START
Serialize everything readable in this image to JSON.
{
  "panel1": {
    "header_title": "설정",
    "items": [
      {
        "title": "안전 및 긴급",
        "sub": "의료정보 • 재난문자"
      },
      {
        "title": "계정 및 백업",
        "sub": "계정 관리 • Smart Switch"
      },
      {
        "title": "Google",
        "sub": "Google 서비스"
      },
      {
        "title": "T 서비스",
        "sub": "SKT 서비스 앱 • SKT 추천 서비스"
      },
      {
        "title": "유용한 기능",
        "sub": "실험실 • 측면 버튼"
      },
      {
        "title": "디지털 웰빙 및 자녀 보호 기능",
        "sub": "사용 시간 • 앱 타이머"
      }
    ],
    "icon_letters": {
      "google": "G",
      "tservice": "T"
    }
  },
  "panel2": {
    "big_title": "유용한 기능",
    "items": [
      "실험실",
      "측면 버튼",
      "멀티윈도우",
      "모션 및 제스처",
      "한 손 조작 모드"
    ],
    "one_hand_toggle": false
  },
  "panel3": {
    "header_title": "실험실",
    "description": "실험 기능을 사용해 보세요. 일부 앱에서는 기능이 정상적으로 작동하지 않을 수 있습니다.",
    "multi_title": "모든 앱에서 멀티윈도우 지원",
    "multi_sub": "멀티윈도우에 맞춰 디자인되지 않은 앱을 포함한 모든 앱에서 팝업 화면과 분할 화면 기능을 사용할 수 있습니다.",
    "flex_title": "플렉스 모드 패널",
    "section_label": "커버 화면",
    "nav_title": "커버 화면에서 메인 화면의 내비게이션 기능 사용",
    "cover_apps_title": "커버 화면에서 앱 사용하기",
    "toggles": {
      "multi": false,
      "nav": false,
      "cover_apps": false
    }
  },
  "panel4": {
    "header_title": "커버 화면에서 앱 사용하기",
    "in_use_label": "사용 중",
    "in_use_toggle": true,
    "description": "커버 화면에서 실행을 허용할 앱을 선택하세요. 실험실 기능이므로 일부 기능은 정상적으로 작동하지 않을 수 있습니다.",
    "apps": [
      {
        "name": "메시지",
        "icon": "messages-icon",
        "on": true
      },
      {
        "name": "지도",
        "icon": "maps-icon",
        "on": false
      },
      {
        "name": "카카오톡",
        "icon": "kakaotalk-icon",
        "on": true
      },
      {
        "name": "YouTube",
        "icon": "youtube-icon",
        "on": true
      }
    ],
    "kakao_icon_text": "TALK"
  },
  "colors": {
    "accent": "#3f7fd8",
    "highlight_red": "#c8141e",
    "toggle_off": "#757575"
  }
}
END
OBJECTIVE: Using the listing above, show each line holding the string "화면에서".

PROBLEM SOLUTION:
    "nav_title": "커버 화면에서 메인 화면의 내비게이션 기능 사용",
    "cover_apps_title": "커버 화면에서 앱 사용하기",
    "header_title": "커버 화면에서 앱 사용하기",
    "description": "커버 화면에서 실행을 허용할 앱을 선택하세요. 실험실 기능이므로 일부 기능은 정상적으로 작동하지 않을 수 있습니다.",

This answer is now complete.